YOUR GOAL
Below are some records. Pull every line that contains the word "components".

RECORDS FOR THE TASK
####################
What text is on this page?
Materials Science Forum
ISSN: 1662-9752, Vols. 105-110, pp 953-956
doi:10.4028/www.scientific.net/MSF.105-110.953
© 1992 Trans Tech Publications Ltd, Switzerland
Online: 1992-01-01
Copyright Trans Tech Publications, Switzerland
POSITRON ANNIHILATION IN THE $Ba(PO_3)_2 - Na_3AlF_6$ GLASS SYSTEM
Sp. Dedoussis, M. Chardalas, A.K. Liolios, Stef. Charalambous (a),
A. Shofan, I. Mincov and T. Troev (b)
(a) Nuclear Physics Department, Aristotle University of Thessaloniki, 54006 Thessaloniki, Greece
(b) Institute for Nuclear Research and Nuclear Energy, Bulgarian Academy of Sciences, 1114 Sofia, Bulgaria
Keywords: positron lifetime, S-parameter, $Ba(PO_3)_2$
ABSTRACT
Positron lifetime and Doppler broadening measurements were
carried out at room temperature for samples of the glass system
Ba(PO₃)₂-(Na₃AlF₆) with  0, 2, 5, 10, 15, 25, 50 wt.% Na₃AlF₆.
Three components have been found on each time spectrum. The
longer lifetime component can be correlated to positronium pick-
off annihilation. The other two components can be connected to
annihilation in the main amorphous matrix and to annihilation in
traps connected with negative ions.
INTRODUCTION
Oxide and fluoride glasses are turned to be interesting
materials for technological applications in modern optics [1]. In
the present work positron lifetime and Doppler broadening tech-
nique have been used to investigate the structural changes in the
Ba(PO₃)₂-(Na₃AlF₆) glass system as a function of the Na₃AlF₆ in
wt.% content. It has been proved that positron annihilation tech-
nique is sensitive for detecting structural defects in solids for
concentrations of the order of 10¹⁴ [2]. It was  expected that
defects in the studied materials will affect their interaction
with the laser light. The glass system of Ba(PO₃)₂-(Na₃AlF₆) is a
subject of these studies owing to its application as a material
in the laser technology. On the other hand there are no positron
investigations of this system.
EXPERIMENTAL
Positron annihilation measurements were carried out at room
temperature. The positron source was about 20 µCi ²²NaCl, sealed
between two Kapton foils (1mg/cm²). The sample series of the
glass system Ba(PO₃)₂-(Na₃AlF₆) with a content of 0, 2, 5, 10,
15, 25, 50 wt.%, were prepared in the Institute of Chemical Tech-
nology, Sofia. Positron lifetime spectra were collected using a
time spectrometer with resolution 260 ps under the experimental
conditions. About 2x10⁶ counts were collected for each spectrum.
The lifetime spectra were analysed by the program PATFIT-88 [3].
####################
ANSWER TO THE TASK
Three components have been found on each time spectrum. The
off annihilation. The other two components can be connected to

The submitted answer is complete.